DATA PROVIDED:
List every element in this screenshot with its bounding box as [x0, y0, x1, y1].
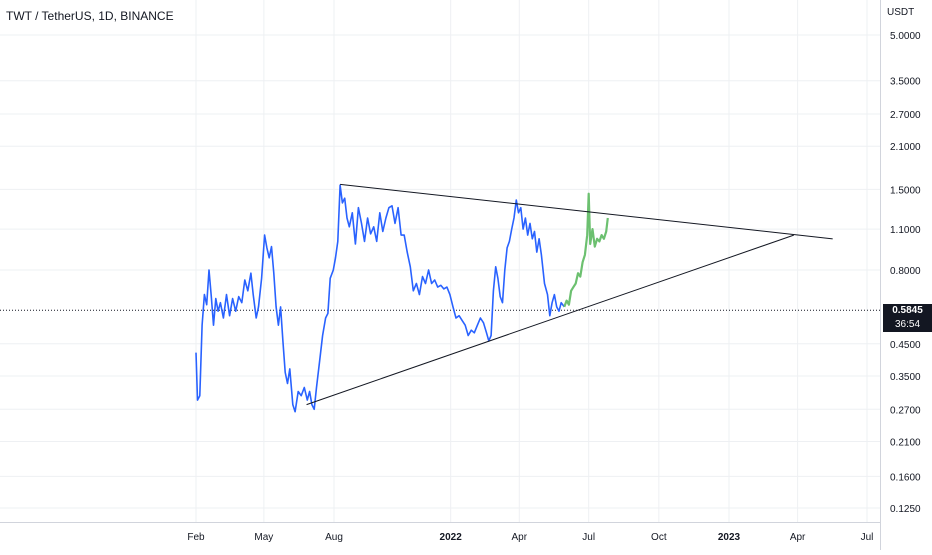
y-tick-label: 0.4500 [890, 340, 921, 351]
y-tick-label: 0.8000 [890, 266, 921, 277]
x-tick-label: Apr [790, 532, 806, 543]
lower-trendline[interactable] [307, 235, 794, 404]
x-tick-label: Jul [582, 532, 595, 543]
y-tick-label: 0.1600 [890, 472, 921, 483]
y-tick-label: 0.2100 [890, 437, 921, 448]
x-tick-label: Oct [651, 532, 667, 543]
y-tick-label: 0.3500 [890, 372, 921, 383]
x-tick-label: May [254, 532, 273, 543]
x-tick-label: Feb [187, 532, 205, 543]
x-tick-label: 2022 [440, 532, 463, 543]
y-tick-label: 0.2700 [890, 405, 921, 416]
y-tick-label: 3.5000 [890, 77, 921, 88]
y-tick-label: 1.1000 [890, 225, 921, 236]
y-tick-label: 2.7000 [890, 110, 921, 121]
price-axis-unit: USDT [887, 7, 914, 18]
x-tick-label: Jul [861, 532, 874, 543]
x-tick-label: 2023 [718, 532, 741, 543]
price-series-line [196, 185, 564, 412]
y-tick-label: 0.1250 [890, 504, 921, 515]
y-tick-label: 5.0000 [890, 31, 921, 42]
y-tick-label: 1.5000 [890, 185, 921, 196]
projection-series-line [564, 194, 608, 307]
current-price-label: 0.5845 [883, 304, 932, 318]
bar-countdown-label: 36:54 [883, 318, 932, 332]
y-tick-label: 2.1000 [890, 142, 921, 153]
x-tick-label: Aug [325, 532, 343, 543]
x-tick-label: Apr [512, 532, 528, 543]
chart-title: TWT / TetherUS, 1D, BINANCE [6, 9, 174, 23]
---
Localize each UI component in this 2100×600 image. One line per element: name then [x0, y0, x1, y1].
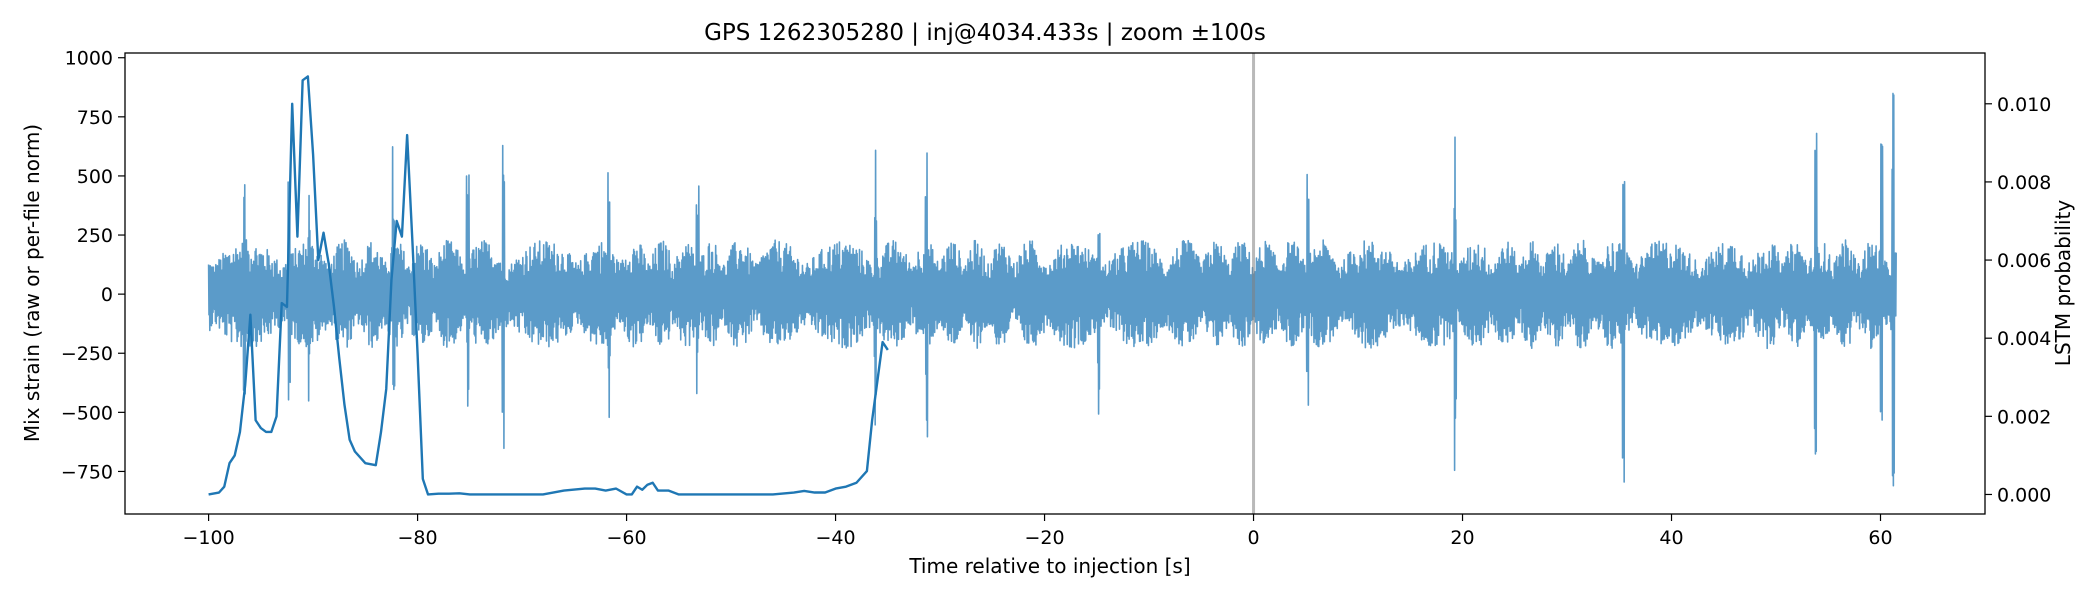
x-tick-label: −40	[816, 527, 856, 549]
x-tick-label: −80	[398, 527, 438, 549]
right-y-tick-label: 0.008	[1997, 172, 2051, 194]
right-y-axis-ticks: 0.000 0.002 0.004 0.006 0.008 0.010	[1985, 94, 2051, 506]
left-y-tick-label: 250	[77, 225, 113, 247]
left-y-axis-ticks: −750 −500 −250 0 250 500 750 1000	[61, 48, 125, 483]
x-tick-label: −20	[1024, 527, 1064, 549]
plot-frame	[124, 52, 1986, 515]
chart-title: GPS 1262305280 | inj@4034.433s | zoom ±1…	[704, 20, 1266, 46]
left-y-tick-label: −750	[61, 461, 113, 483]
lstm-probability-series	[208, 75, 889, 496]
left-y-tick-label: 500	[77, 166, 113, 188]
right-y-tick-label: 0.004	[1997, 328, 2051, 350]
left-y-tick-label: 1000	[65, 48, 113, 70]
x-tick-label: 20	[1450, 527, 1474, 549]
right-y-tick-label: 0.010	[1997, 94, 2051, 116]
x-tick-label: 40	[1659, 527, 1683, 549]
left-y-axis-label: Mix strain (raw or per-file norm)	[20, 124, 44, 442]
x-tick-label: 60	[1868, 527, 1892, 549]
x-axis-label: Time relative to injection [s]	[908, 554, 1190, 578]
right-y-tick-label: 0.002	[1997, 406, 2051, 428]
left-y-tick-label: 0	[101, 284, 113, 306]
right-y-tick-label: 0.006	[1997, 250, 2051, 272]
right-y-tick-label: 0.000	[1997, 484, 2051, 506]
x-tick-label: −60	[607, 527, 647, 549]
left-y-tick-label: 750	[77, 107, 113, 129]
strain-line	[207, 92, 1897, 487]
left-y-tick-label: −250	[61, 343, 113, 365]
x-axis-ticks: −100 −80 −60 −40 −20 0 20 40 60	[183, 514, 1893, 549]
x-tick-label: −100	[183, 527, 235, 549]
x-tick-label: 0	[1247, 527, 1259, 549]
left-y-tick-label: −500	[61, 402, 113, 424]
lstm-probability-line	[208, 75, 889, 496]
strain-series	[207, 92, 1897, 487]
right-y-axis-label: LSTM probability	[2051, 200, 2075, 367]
* * *
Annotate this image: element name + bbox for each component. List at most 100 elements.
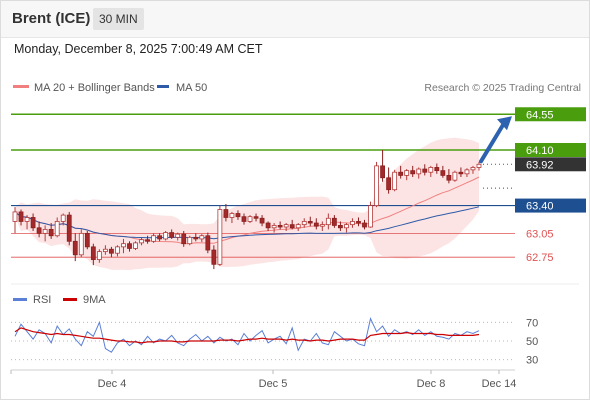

DIRECTIVE: Echo the rows unchanged from the line containing "List every element" up to and including the line containing "x-tick-label: Oct [651, 532, 667, 543]", leaving out the picture.

CORRECT OUTPUT:
List every element in this screenshot with its bounding box as [x0, y0, x1, y1].
y-tick-label: 0.4500 [890, 340, 921, 351]
y-tick-label: 0.8000 [890, 266, 921, 277]
x-tick-label: Apr [790, 532, 806, 543]
lower-trendline[interactable] [307, 235, 794, 404]
x-tick-label: Jul [582, 532, 595, 543]
y-tick-label: 0.1600 [890, 472, 921, 483]
y-tick-label: 0.2100 [890, 437, 921, 448]
x-tick-label: Oct [651, 532, 667, 543]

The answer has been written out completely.